#### [DATASET RECORDS]
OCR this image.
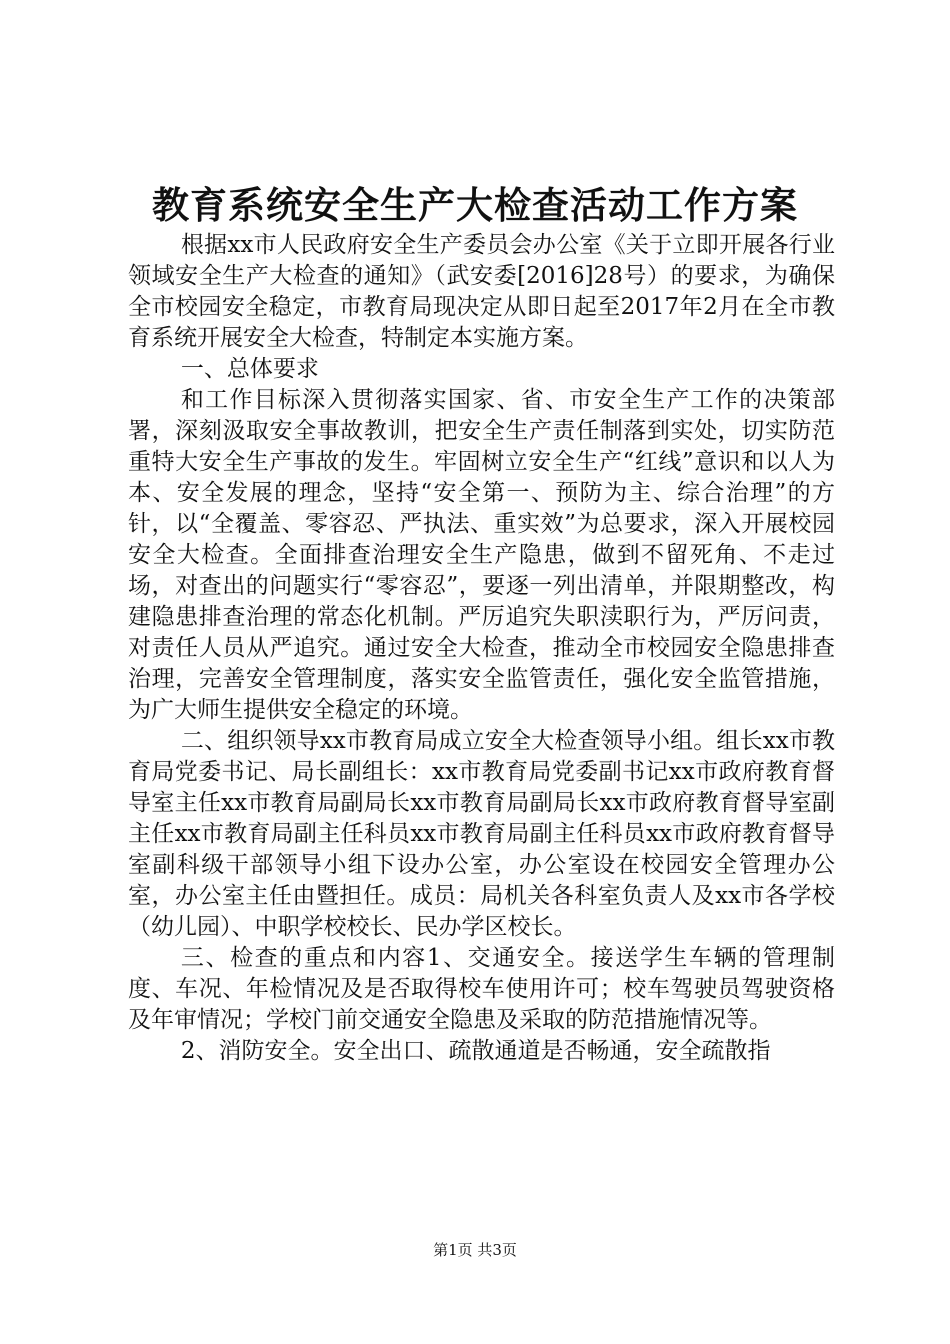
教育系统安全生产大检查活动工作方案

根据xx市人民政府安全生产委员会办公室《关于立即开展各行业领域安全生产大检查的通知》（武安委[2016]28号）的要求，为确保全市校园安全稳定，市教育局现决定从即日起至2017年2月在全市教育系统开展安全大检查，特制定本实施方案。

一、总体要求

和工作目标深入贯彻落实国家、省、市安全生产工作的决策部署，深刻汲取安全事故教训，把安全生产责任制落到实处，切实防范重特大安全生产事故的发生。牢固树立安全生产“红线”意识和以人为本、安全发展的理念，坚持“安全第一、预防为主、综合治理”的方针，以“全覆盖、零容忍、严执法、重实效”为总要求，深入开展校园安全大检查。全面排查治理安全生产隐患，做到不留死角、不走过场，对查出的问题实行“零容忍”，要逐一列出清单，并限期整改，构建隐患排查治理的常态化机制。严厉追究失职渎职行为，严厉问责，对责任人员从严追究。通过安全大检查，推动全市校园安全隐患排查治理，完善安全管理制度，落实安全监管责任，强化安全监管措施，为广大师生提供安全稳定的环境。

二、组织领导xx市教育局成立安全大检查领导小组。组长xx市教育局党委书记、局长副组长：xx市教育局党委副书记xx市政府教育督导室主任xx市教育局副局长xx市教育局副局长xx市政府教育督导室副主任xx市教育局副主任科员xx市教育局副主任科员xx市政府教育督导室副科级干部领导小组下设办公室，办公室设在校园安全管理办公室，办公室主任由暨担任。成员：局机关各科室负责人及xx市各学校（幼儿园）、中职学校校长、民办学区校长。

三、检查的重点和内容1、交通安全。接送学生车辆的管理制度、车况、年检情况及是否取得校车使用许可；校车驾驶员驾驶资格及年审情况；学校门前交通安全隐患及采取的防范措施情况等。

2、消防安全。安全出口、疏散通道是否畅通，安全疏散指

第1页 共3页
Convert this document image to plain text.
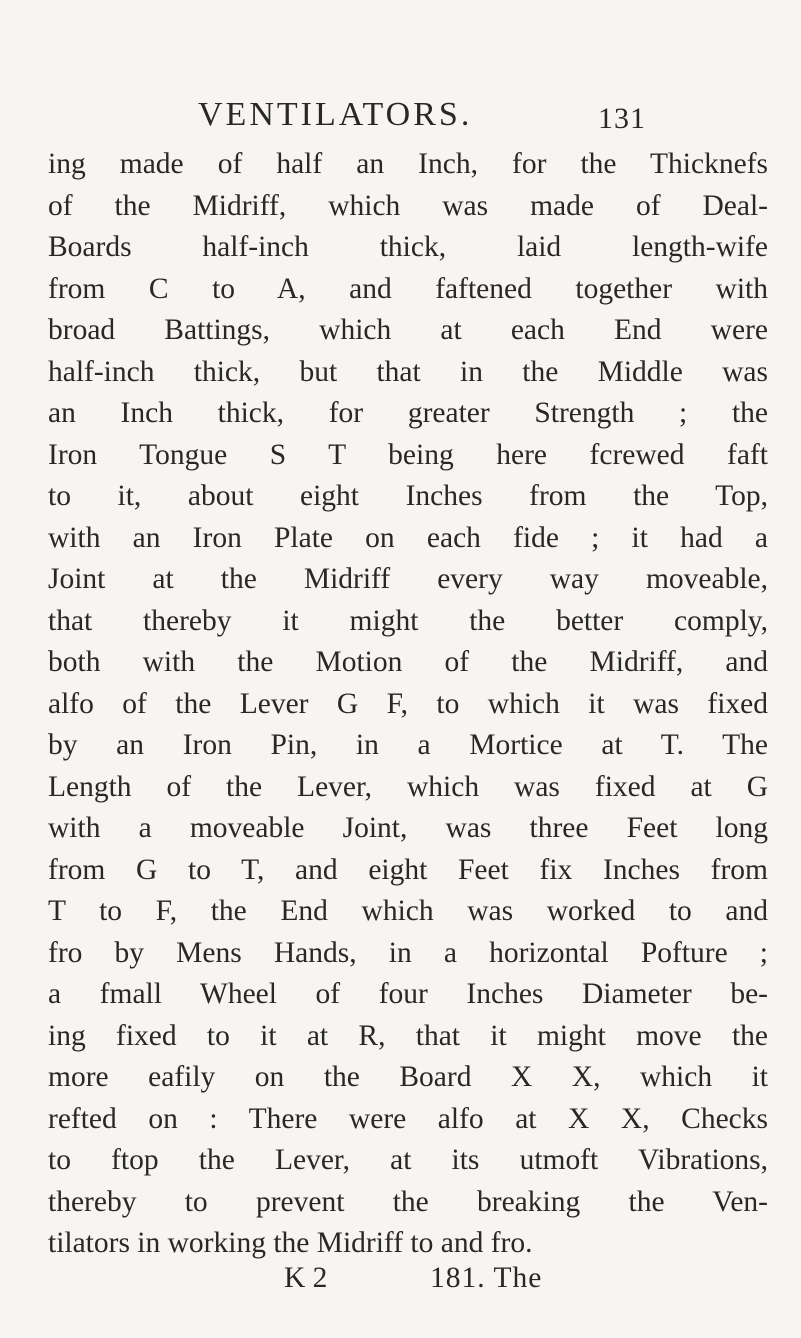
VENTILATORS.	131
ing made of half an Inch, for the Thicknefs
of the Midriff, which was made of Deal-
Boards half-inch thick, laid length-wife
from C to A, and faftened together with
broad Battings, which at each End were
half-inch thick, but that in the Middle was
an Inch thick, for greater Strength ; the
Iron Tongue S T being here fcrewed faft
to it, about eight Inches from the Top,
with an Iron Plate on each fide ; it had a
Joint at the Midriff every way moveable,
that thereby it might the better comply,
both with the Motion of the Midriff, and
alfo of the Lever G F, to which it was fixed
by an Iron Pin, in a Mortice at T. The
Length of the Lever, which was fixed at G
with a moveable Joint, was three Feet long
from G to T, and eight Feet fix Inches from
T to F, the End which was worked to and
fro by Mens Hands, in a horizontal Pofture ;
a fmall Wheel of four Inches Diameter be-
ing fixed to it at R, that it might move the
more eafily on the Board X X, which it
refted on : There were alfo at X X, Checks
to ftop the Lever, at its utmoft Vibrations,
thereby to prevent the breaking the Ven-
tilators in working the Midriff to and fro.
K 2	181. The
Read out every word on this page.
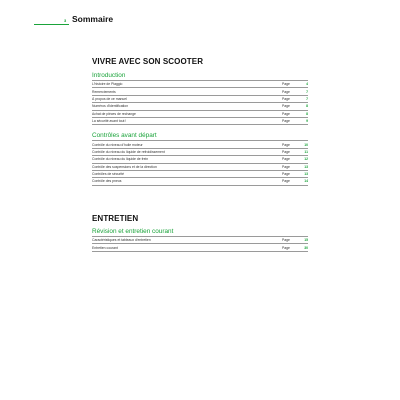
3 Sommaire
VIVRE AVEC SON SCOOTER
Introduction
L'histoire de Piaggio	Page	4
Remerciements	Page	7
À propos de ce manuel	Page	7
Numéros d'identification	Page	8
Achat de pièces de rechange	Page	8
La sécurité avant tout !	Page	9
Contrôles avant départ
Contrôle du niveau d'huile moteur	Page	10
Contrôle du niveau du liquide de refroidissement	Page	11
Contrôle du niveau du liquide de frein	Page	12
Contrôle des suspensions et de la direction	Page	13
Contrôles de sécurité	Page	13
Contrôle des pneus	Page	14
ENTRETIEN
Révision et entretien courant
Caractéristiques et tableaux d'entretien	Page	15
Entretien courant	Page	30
--
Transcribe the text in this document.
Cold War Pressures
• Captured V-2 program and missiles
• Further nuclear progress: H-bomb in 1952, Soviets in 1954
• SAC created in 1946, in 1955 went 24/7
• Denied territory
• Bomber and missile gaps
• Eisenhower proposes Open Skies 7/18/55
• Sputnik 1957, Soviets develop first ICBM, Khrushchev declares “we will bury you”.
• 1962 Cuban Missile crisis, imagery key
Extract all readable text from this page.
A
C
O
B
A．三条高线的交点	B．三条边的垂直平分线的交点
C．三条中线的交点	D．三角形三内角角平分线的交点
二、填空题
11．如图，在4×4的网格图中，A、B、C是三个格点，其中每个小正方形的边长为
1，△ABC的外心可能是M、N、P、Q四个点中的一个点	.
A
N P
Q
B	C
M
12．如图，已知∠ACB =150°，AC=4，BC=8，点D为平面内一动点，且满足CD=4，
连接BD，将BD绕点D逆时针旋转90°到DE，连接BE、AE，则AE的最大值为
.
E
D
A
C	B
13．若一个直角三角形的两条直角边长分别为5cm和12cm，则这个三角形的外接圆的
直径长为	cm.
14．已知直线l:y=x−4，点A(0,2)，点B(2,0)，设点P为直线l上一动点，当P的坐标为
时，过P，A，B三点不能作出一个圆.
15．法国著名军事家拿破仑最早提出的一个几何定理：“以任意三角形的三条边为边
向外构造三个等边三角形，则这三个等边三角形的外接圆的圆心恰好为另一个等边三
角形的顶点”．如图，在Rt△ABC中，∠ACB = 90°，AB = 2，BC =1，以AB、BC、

#### [WHAT YOU NEED TO DO]
Among the lines of the material, find those that hold the word "fixed" and copy them.

#### [ANSWER FOR THIS EXERCISE]
alfo of the Lever G F, to which it was fixed
Length of the Lever, which was fixed at G
ing fixed to it at R, that it might move the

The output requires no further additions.